## Exercise instructions
Transcribe all the entries word for word, but omit the images.

## Stored records
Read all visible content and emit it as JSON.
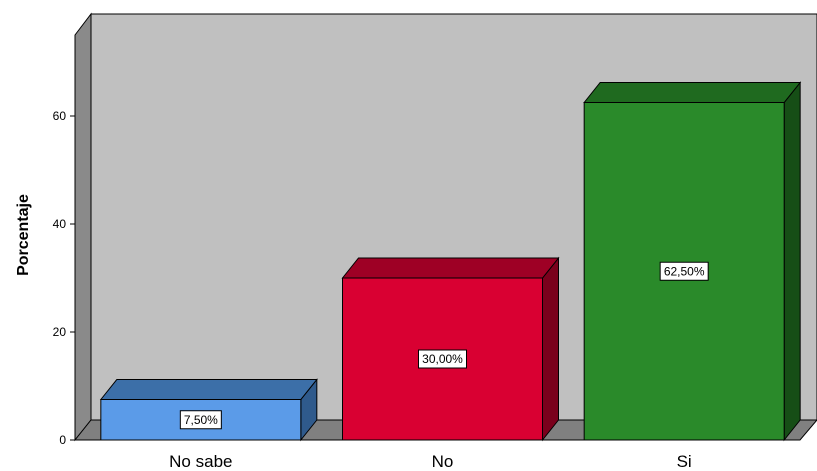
{
  "chart_data": {
    "type": "bar",
    "ylabel": "Porcentaje",
    "ylim": [
      0,
      75
    ],
    "yticks": [
      0,
      20,
      40,
      60
    ],
    "grid": false,
    "categories": [
      "No sabe",
      "No",
      "Si"
    ],
    "values": [
      7.5,
      30.0,
      62.5
    ],
    "data_labels": [
      "7,50%",
      "30,00%",
      "62,50%"
    ],
    "colors": {
      "bars": [
        "#5B9BE8",
        "#D90032",
        "#2A8A2A"
      ],
      "bars_top": [
        "#3C6FA8",
        "#9E0025",
        "#1F6A1F"
      ],
      "bars_side": [
        "#2F5A8C",
        "#7A001C",
        "#164E16"
      ],
      "back_wall": "#C0C0C0",
      "floor": "#808080",
      "left_wall": "#8A8A8A"
    }
  }
}
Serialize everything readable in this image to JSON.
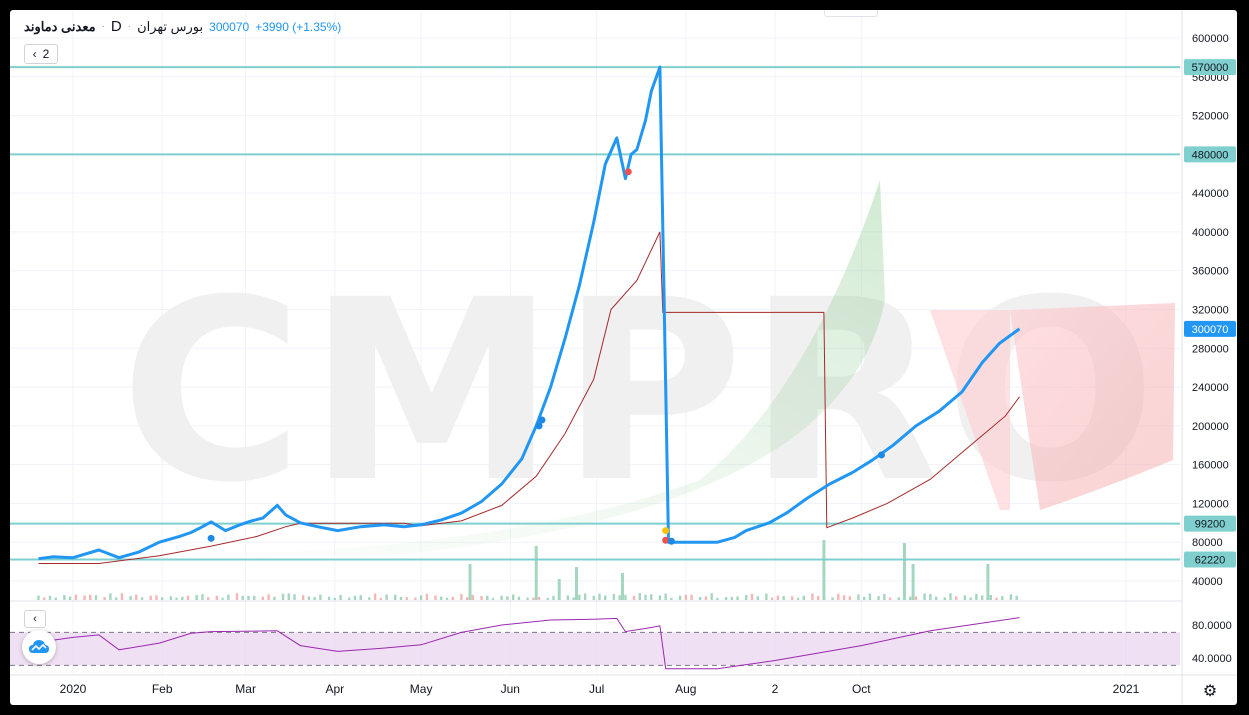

## Correct result
Read all visible content and emit it as JSON.
{
  "chart_data": {
    "type": "bar",
    "ylabel": "Porcentaje",
    "ylim": [
      0,
      75
    ],
    "yticks": [
      0,
      20,
      40,
      60
    ],
    "grid": false,
    "categories": [
      "No sabe",
      "No",
      "Si"
    ],
    "values": [
      7.5,
      30.0,
      62.5
    ],
    "data_labels": [
      "7,50%",
      "30,00%",
      "62,50%"
    ],
    "colors": {
      "bars": [
        "#5B9BE8",
        "#D90032",
        "#2A8A2A"
      ],
      "bars_top": [
        "#3C6FA8",
        "#9E0025",
        "#1F6A1F"
      ],
      "bars_side": [
        "#2F5A8C",
        "#7A001C",
        "#164E16"
      ],
      "back_wall": "#C0C0C0",
      "floor": "#808080",
      "left_wall": "#8A8A8A"
    }
  }
}
Serialize everything readable in this image to JSON.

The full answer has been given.